> **Goal of the exercise**
Reproduce the material with every "data-point" swapped for "marker", keep everything else the same, and leave out the pictures.

> **Extracted material**
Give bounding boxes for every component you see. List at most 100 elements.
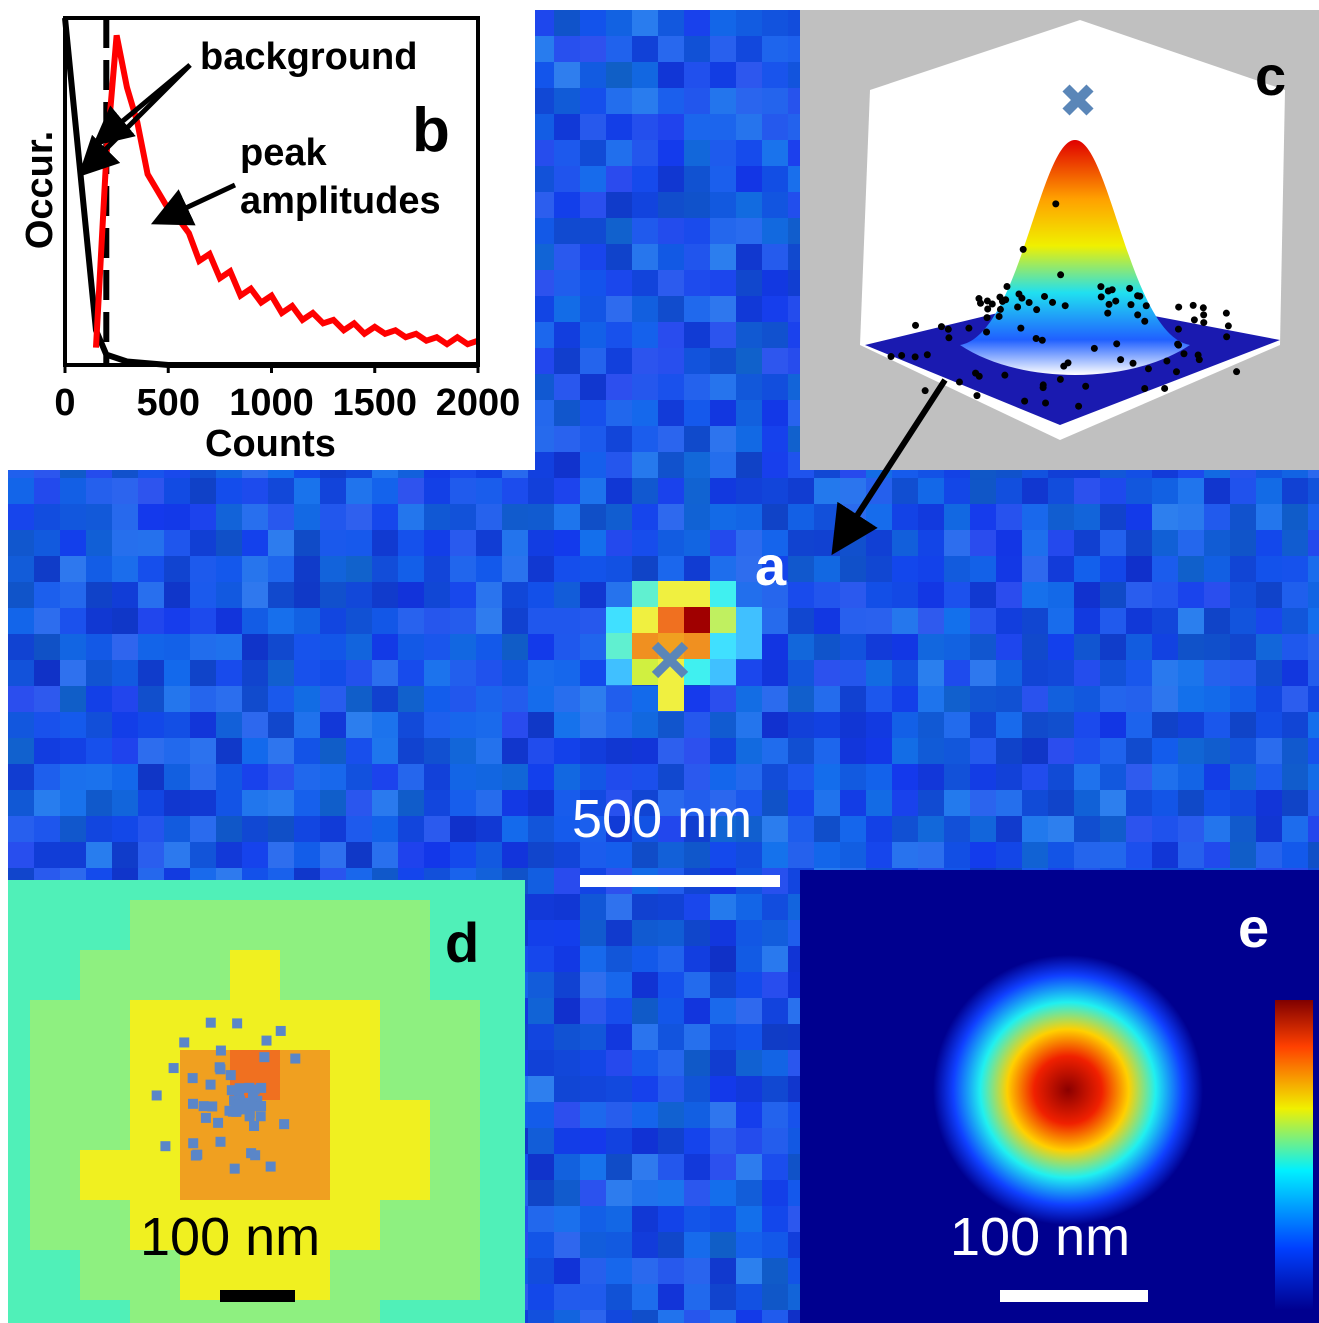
pixel [476, 530, 502, 556]
pixel [996, 816, 1022, 842]
pixel [502, 660, 528, 686]
pixel [710, 530, 736, 556]
data-point [1223, 333, 1230, 340]
pixel [606, 1284, 632, 1310]
pixel [710, 400, 736, 426]
pixel [1308, 738, 1319, 764]
pixel [710, 633, 736, 659]
pixel [1230, 686, 1256, 712]
pixel [1048, 504, 1074, 530]
data-point [1082, 383, 1089, 390]
pixel [112, 686, 138, 712]
pixel [1308, 660, 1319, 686]
pixel [762, 504, 788, 530]
pixel [762, 1154, 788, 1180]
pixel [866, 556, 892, 582]
pixel [1308, 582, 1319, 608]
pixel [918, 816, 944, 842]
data-point [965, 325, 972, 332]
data-point [1049, 299, 1056, 306]
pixel [606, 62, 632, 88]
pixel [944, 582, 970, 608]
pixel [944, 712, 970, 738]
pixel [944, 842, 970, 868]
pixel [528, 1024, 554, 1050]
pixel [1126, 504, 1152, 530]
pixel [86, 816, 112, 842]
data-point [945, 326, 952, 333]
pixel [330, 1300, 380, 1323]
pixel [1100, 842, 1126, 868]
pixel [138, 478, 164, 504]
pixel [866, 504, 892, 530]
pixel [580, 1154, 606, 1180]
pixel [1256, 842, 1282, 868]
pixel [736, 1128, 762, 1154]
pixel [632, 62, 658, 88]
pixel [736, 1024, 762, 1050]
pixel [294, 816, 320, 842]
pixel [996, 790, 1022, 816]
pixel [190, 738, 216, 764]
pixel [606, 88, 632, 114]
pixel [736, 1232, 762, 1258]
data-point [1052, 200, 1059, 207]
pixel [554, 634, 580, 660]
pixel [944, 530, 970, 556]
pixel [632, 244, 658, 270]
pixel [138, 504, 164, 530]
pixel [580, 1102, 606, 1128]
pixel [1048, 816, 1074, 842]
pixel [658, 607, 684, 633]
pixel [554, 738, 580, 764]
pixel [112, 660, 138, 686]
pixel [580, 504, 606, 530]
pixel [1204, 556, 1230, 582]
scale-bar-a [580, 875, 780, 887]
pixel [632, 894, 658, 920]
pixel [996, 764, 1022, 790]
pixel [372, 738, 398, 764]
pixel [710, 894, 736, 920]
pixel [762, 1076, 788, 1102]
pixel [372, 712, 398, 738]
pixel [1178, 816, 1204, 842]
pixel [710, 764, 736, 790]
data-point [1057, 271, 1064, 278]
pixel [1074, 738, 1100, 764]
data-point [1175, 304, 1182, 311]
pixel [1178, 478, 1204, 504]
pixel [528, 1154, 554, 1180]
pixel [80, 1100, 130, 1150]
pixel [762, 140, 788, 166]
pixel [788, 556, 814, 582]
pixel [60, 738, 86, 764]
pixel [1100, 582, 1126, 608]
pixel [1048, 478, 1074, 504]
pixel [268, 816, 294, 842]
pixel [1230, 556, 1256, 582]
pixel [580, 608, 606, 634]
pixel [398, 790, 424, 816]
pixel [112, 556, 138, 582]
pixel [1100, 712, 1126, 738]
pixel [918, 764, 944, 790]
localization [262, 1036, 272, 1046]
pixel [814, 660, 840, 686]
pixel [814, 504, 840, 530]
pixel [814, 738, 840, 764]
pixel [684, 894, 710, 920]
data-point [1039, 337, 1046, 344]
pixel [736, 426, 762, 452]
pixel [788, 686, 814, 712]
pixel [1282, 816, 1308, 842]
pixel [528, 1180, 554, 1206]
pixel [34, 764, 60, 790]
pixel [970, 712, 996, 738]
pixel [1152, 504, 1178, 530]
pixel [528, 660, 554, 686]
pixel [970, 660, 996, 686]
pixel [1308, 556, 1319, 582]
panel-label: e [1238, 900, 1269, 956]
pixel [138, 790, 164, 816]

> **Reply**
Give bounding boxes for every component you see. List at most 100 elements.
pixel [476, 530, 502, 556]
pixel [996, 816, 1022, 842]
pixel [502, 660, 528, 686]
pixel [710, 530, 736, 556]
marker [1223, 333, 1230, 340]
pixel [606, 1284, 632, 1310]
pixel [710, 400, 736, 426]
pixel [1308, 738, 1319, 764]
pixel [710, 633, 736, 659]
pixel [1230, 686, 1256, 712]
pixel [1048, 504, 1074, 530]
marker [1082, 383, 1089, 390]
pixel [112, 686, 138, 712]
pixel [1308, 660, 1319, 686]
pixel [762, 504, 788, 530]
pixel [762, 1154, 788, 1180]
pixel [866, 556, 892, 582]
pixel [1308, 582, 1319, 608]
pixel [918, 816, 944, 842]
marker [965, 325, 972, 332]
marker [1049, 299, 1056, 306]
pixel [606, 62, 632, 88]
pixel [944, 582, 970, 608]
pixel [944, 712, 970, 738]
pixel [944, 842, 970, 868]
pixel [528, 1024, 554, 1050]
pixel [1126, 504, 1152, 530]
pixel [86, 816, 112, 842]
marker [945, 326, 952, 333]
pixel [330, 1300, 380, 1323]
pixel [1100, 842, 1126, 868]
pixel [138, 478, 164, 504]
pixel [866, 504, 892, 530]
pixel [580, 1154, 606, 1180]
pixel [1256, 842, 1282, 868]
pixel [736, 1128, 762, 1154]
pixel [632, 62, 658, 88]
pixel [736, 1024, 762, 1050]
pixel [294, 816, 320, 842]
pixel [996, 790, 1022, 816]
pixel [190, 738, 216, 764]
pixel [606, 88, 632, 114]
pixel [736, 1232, 762, 1258]
marker [1052, 200, 1059, 207]
pixel [554, 634, 580, 660]
pixel [944, 530, 970, 556]
pixel [632, 244, 658, 270]
pixel [138, 504, 164, 530]
pixel [580, 1102, 606, 1128]
pixel [1048, 816, 1074, 842]
pixel [658, 607, 684, 633]
pixel [554, 738, 580, 764]
pixel [112, 660, 138, 686]
pixel [580, 504, 606, 530]
pixel [1204, 556, 1230, 582]
scale-bar-a [580, 875, 780, 887]
pixel [632, 894, 658, 920]
pixel [996, 764, 1022, 790]
pixel [372, 738, 398, 764]
pixel [710, 894, 736, 920]
pixel [762, 1076, 788, 1102]
pixel [372, 712, 398, 738]
pixel [1178, 816, 1204, 842]
pixel [710, 764, 736, 790]
marker [1057, 271, 1064, 278]
pixel [1074, 738, 1100, 764]
marker [1175, 304, 1182, 311]
pixel [1178, 478, 1204, 504]
pixel [528, 1154, 554, 1180]
pixel [80, 1100, 130, 1150]
pixel [762, 140, 788, 166]
pixel [788, 556, 814, 582]
pixel [60, 738, 86, 764]
pixel [1100, 582, 1126, 608]
pixel [1048, 478, 1074, 504]
pixel [268, 816, 294, 842]
pixel [1230, 556, 1256, 582]
pixel [580, 608, 606, 634]
pixel [398, 790, 424, 816]
pixel [112, 556, 138, 582]
pixel [1100, 712, 1126, 738]
pixel [918, 764, 944, 790]
localization [262, 1036, 272, 1046]
pixel [814, 660, 840, 686]
pixel [814, 504, 840, 530]
pixel [814, 738, 840, 764]
pixel [684, 894, 710, 920]
marker [1039, 337, 1046, 344]
pixel [736, 426, 762, 452]
pixel [788, 686, 814, 712]
pixel [1282, 816, 1308, 842]
pixel [528, 1180, 554, 1206]
pixel [34, 764, 60, 790]
pixel [970, 712, 996, 738]
pixel [1152, 504, 1178, 530]
pixel [528, 660, 554, 686]
pixel [970, 660, 996, 686]
pixel [1308, 556, 1319, 582]
panel-label: e [1238, 900, 1269, 956]
pixel [138, 790, 164, 816]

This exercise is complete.